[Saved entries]
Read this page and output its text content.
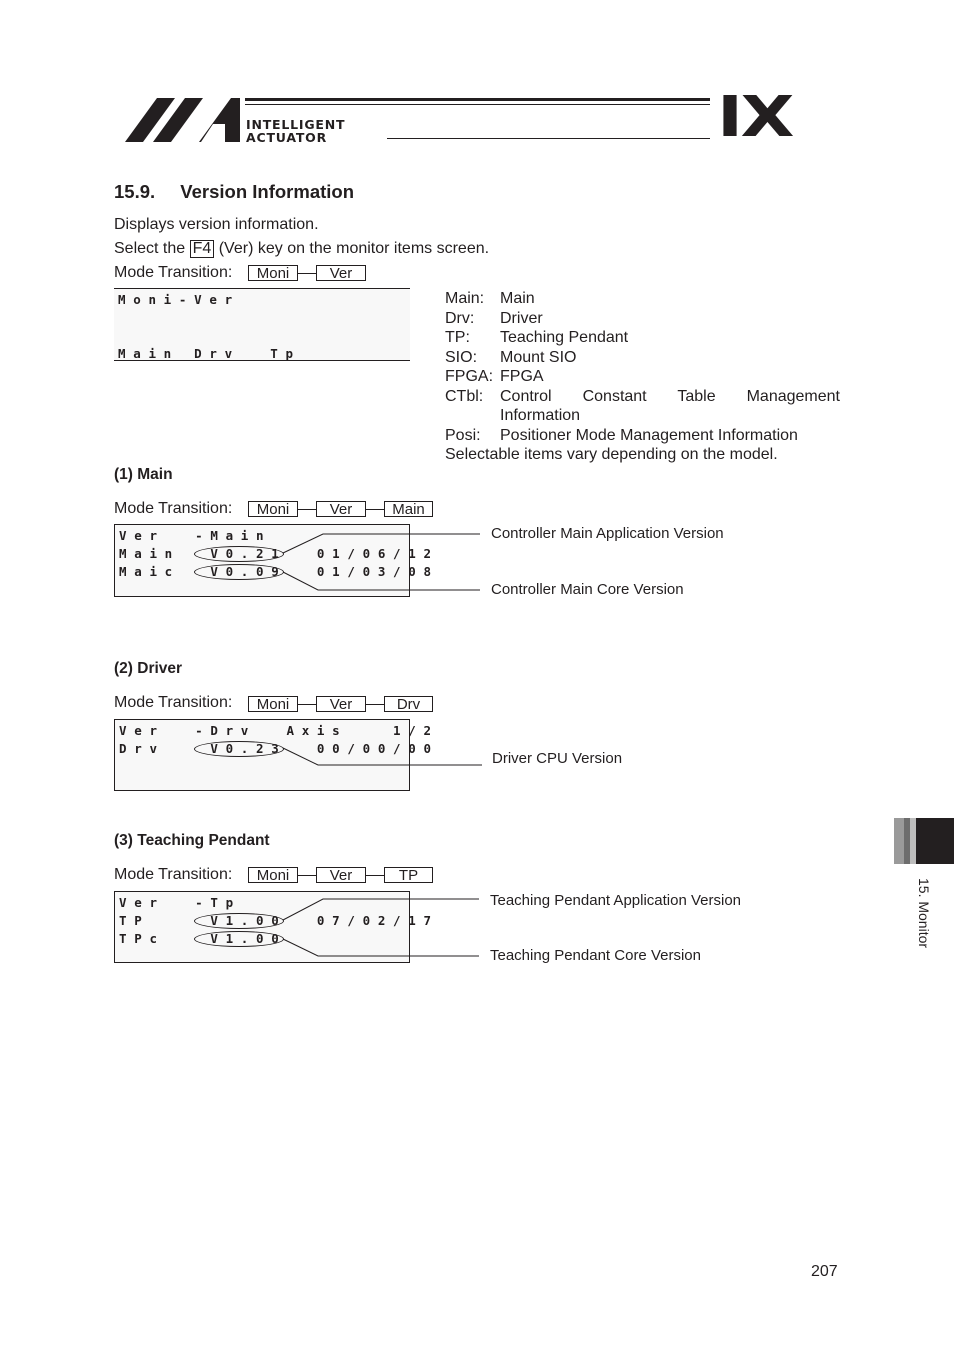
INTELLIGENT
ACTUATOR	IX
15.9. Version Information
Displays version information.
Select the F4 (Ver) key on the monitor items screen.
Mode Transition:	Moni	Ver
Moni-Ver
Main Drv  Tp
Main:	Main
Drv:	Driver
TP:	Teaching Pendant
SIO:	Mount SIO
FPGA:	FPGA
CTbl:	Control Constant Table Management Information
Posi:	Positioner Mode Management Information
Selectable items vary depending on the model.	
(1) Main
Mode Transition:	Moni	Ver	Main
Ver  -Main
Main  V0.21  01/06/12
Maic  V0.09  01/03/08
Controller Main Application Version
Controller Main Core Version
(2) Driver
Mode Transition:	Moni	Ver	Drv
Ver  -Drv  Axis   1/2
Drv   V0.23  00/00/00
Driver CPU Version
(3) Teaching Pendant
Mode Transition:	Moni	Ver	TP
Ver  -Tp
TP    V1.00  07/02/17
TPc   V1.00
Teaching Pendant Application Version
Teaching Pendant Core Version
15. Monitor
207
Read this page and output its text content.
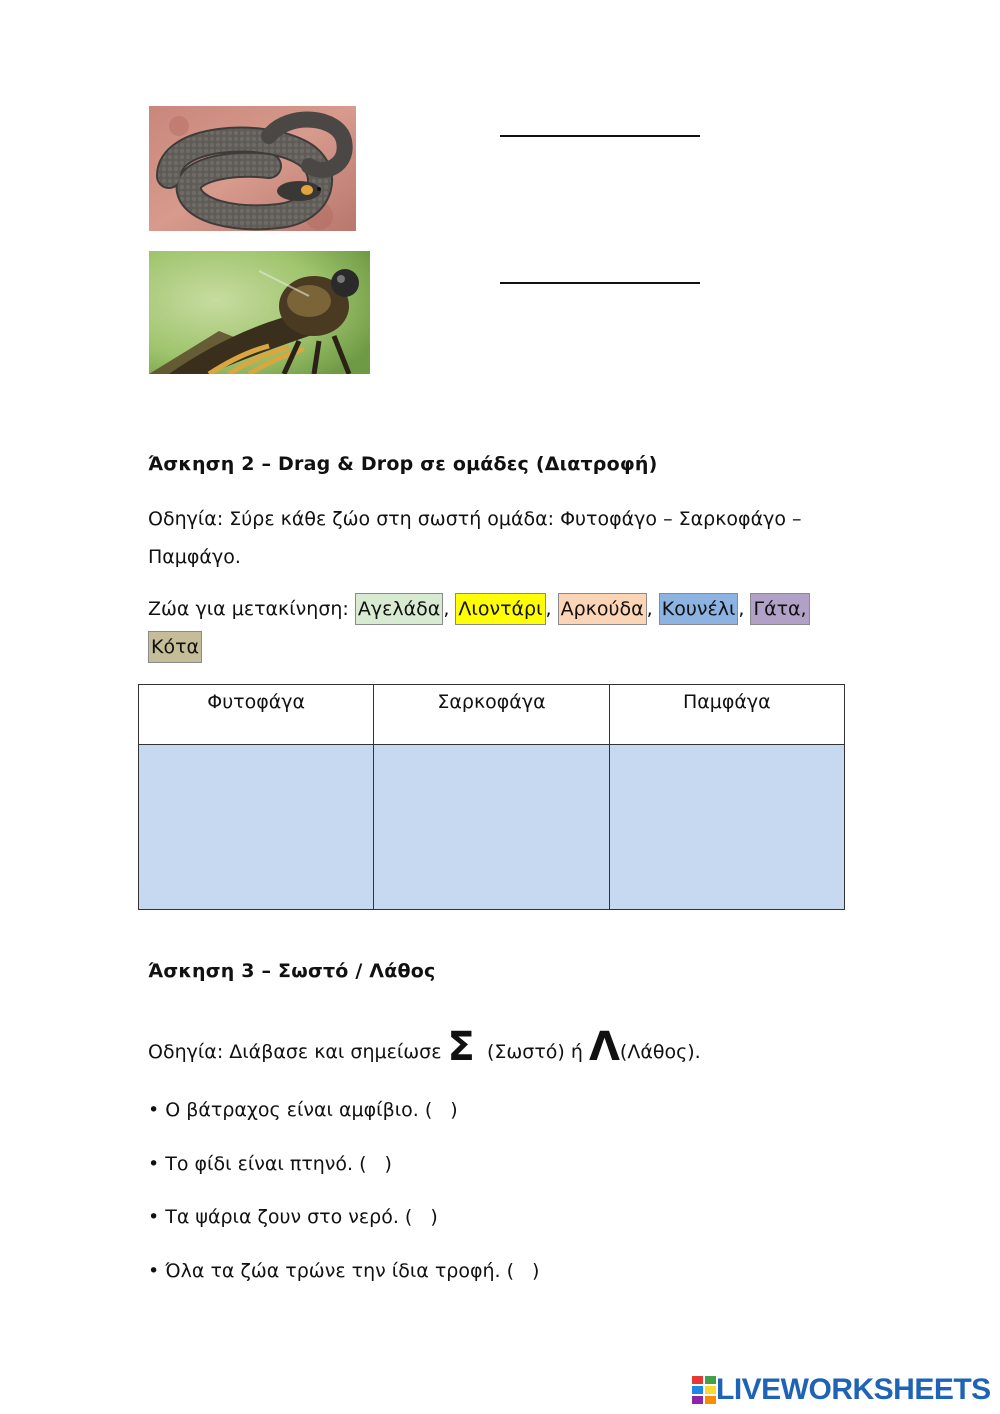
Άσκηση 2 – Drag & Drop σε ομάδες (Διατροφή)
Οδηγία: Σύρε κάθε ζώο στη σωστή ομάδα: Φυτοφάγο – Σαρκοφάγο –
Παμφάγο.
Ζώα για μετακίνηση: Αγελάδα , Λιοντάρι , Αρκούδα , Κουνέλι , Γάτα,
Κότα
Φυτοφάγα	Σαρκοφάγα	Παμφάγα

Άσκηση 3 – Σωστό / Λάθος
Οδηγία: Διάβασε και σημείωσε Σ (Σωστό) ή Λ(Λάθος).
• Ο βάτραχος είναι αμφίβιο. ( )
• Το φίδι είναι πτηνό. ( )
• Τα ψάρια ζουν στο νερό. ( )
• Όλα τα ζώα τρώνε την ίδια τροφή. ( )
LIVEWORKSHEETS
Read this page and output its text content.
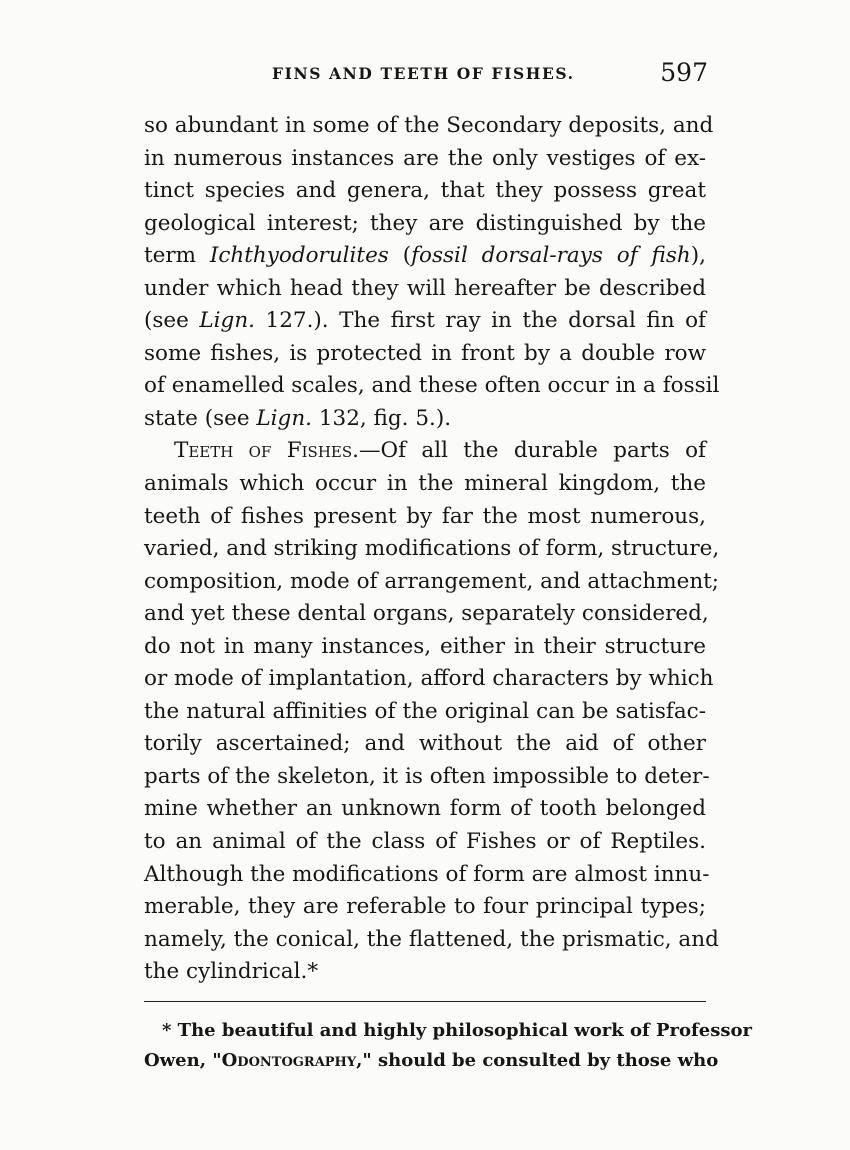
FINS AND TEETH OF FISHES.	597
so abundant in some of the Secondary deposits, and
in numerous instances are the only vestiges of ex-
tinct species and genera, that they possess great
geological interest; they are distinguished by the
term Ichthyodorulites (fossil dorsal-rays of fish),
under which head they will hereafter be described
(see Lign. 127.). The first ray in the dorsal fin of
some fishes, is protected in front by a double row
of enamelled scales, and these often occur in a fossil
state (see Lign. 132, fig. 5.).
Teeth of Fishes.—Of all the durable parts of
animals which occur in the mineral kingdom, the
teeth of fishes present by far the most numerous,
varied, and striking modifications of form, structure,
composition, mode of arrangement, and attachment;
and yet these dental organs, separately considered,
do not in many instances, either in their structure
or mode of implantation, afford characters by which
the natural affinities of the original can be satisfac-
torily ascertained; and without the aid of other
parts of the skeleton, it is often impossible to deter-
mine whether an unknown form of tooth belonged
to an animal of the class of Fishes or of Reptiles.
Although the modifications of form are almost innu-
merable, they are referable to four principal types;
namely, the conical, the flattened, the prismatic, and
the cylindrical.*
* The beautiful and highly philosophical work of Professor
Owen, "Odontography," should be consulted by those who
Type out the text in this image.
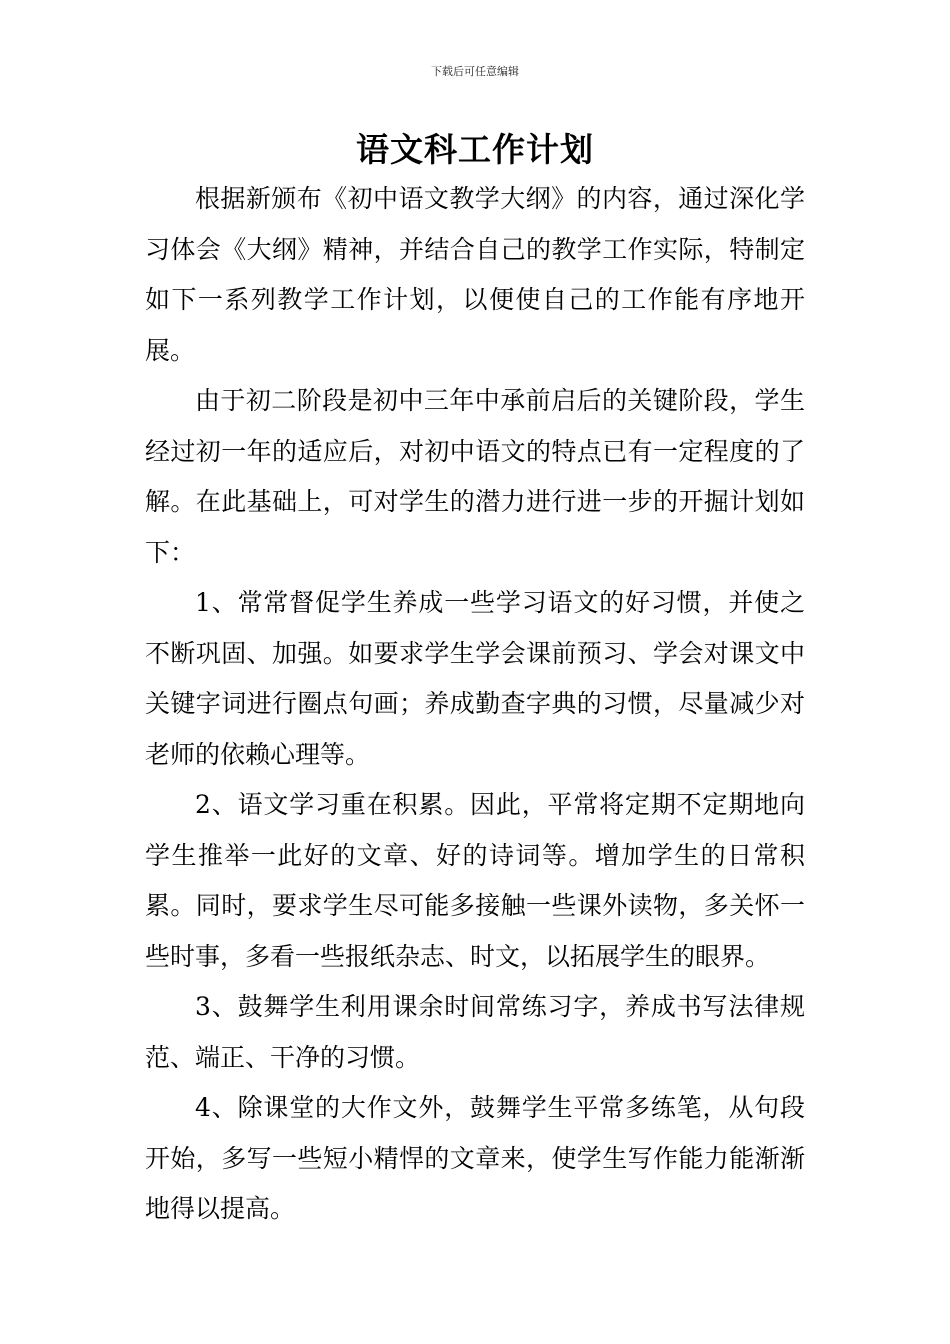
下载后可任意编辑
语文科工作计划

根据新颁布《初中语文教学大纲》的内容，通过深化学习体会《大纲》精神，并结合自己的教学工作实际，特制定如下一系列教学工作计划，以便使自己的工作能有序地开展。

由于初二阶段是初中三年中承前启后的关键阶段，学生经过初一年的适应后，对初中语文的特点已有一定程度的了解。在此基础上，可对学生的潜力进行进一步的开掘计划如下：

1、常常督促学生养成一些学习语文的好习惯，并使之不断巩固、加强。如要求学生学会课前预习、学会对课文中关键字词进行圈点句画；养成勤查字典的习惯，尽量减少对老师的依赖心理等。

2、语文学习重在积累。因此，平常将定期不定期地向学生推举一此好的文章、好的诗词等。增加学生的日常积累。同时，要求学生尽可能多接触一些课外读物，多关怀一些时事，多看一些报纸杂志、时文，以拓展学生的眼界。

3、鼓舞学生利用课余时间常练习字，养成书写法律规范、端正、干净的习惯。

4、除课堂的大作文外，鼓舞学生平常多练笔，从句段开始，多写一些短小精悍的文章来，使学生写作能力能渐渐地得以提高。
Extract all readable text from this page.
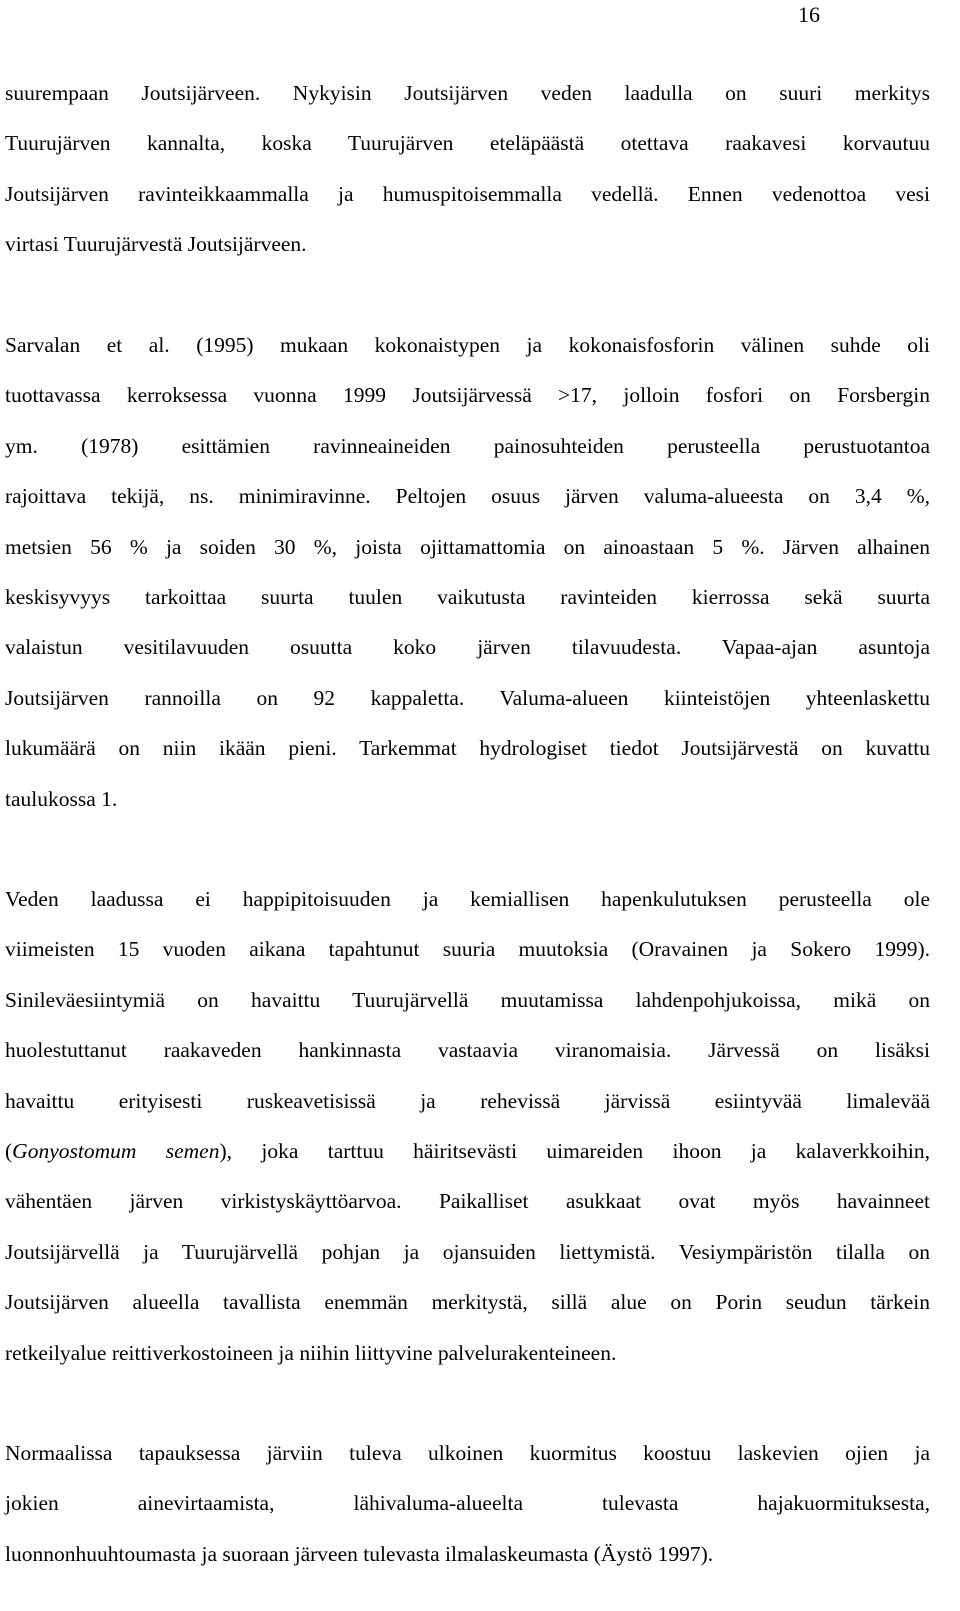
16
suurempaan Joutsijärveen. Nykyisin Joutsijärven veden laadulla on suuri merkitys
Tuurujärven kannalta, koska Tuurujärven eteläpäästä otettava raakavesi korvautuu
Joutsijärven ravinteikkaammalla ja humuspitoisemmalla vedellä. Ennen vedenottoa vesi
virtasi Tuurujärvestä Joutsijärveen.
Sarvalan et al. (1995) mukaan kokonaistypen ja kokonaisfosforin välinen suhde oli
tuottavassa kerroksessa vuonna 1999 Joutsijärvessä >17, jolloin fosfori on Forsbergin
ym. (1978) esittämien ravinneaineiden painosuhteiden perusteella perustuotantoa
rajoittava tekijä, ns. minimiravinne. Peltojen osuus järven valuma-alueesta on 3,4 %,
metsien 56 % ja soiden 30 %, joista ojittamattomia on ainoastaan 5 %. Järven alhainen
keskisyvyys tarkoittaa suurta tuulen vaikutusta ravinteiden kierrossa sekä suurta
valaistun vesitilavuuden osuutta koko järven tilavuudesta. Vapaa-ajan asuntoja
Joutsijärven rannoilla on 92 kappaletta. Valuma-alueen kiinteistöjen yhteenlaskettu
lukumäärä on niin ikään pieni. Tarkemmat hydrologiset tiedot Joutsijärvestä on kuvattu
taulukossa 1.
Veden laadussa ei happipitoisuuden ja kemiallisen hapenkulutuksen perusteella ole
viimeisten 15 vuoden aikana tapahtunut suuria muutoksia (Oravainen ja Sokero 1999).
Sinileväesiintymiä on havaittu Tuurujärvellä muutamissa lahdenpohjukoissa, mikä on
huolestuttanut raakaveden hankinnasta vastaavia viranomaisia. Järvessä on lisäksi
havaittu erityisesti ruskeavetisissä ja rehevissä järvissä esiintyvää limalevää
(Gonyostomum semen), joka tarttuu häiritsevästi uimareiden ihoon ja kalaverkkoihin,
vähentäen järven virkistyskäyttöarvoa. Paikalliset asukkaat ovat myös havainneet
Joutsijärvellä ja Tuurujärvellä pohjan ja ojansuiden liettymistä. Vesiympäristön tilalla on
Joutsijärven alueella tavallista enemmän merkitystä, sillä alue on Porin seudun tärkein
retkeilyalue reittiverkostoineen ja niihin liittyvine palvelurakenteineen.
Normaalissa tapauksessa järviin tuleva ulkoinen kuormitus koostuu laskevien ojien ja
jokien ainevirtaamista, lähivaluma-alueelta tulevasta hajakuormituksesta,
luonnonhuuhtoumasta ja suoraan järveen tulevasta ilmalaskeumasta (Äystö 1997).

> [TASK TO CARRY OUT] Go through the data above and find the lines with the word "occur". Copy each of those lines.

> [REPLY TO THE EXERCISE]
of enamelled scales, and these often occur in a fossil
animals which occur in the mineral kingdom, the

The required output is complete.